Exercise - Every entry must be duplicated precisely as written.

Data rows -
• • • •

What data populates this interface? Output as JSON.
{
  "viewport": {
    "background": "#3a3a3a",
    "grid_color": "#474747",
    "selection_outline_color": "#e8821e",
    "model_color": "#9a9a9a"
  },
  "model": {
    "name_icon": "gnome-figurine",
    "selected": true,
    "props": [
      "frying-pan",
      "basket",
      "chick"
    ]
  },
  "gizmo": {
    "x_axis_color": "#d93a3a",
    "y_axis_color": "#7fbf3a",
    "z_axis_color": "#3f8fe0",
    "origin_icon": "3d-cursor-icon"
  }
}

• • • •

Written answer -
What data populates this interface? Output as JSON.
{
  "viewport": {
    "background": "#3a3a3a",
    "grid_color": "#474747",
    "selection_outline_color": "#e8821e",
    "model_color": "#9a9a9a"
  },
  "model": {
    "name_icon": "gnome-figurine",
    "selected": true,
    "props": [
      "frying-pan",
      "basket",
      "chick"
    ]
  },
  "gizmo": {
    "x_axis_color": "#d93a3a",
    "y_axis_color": "#7fbf3a",
    "z_axis_color": "#3f8fe0",
    "origin_icon": "3d-cursor-icon"
  }
}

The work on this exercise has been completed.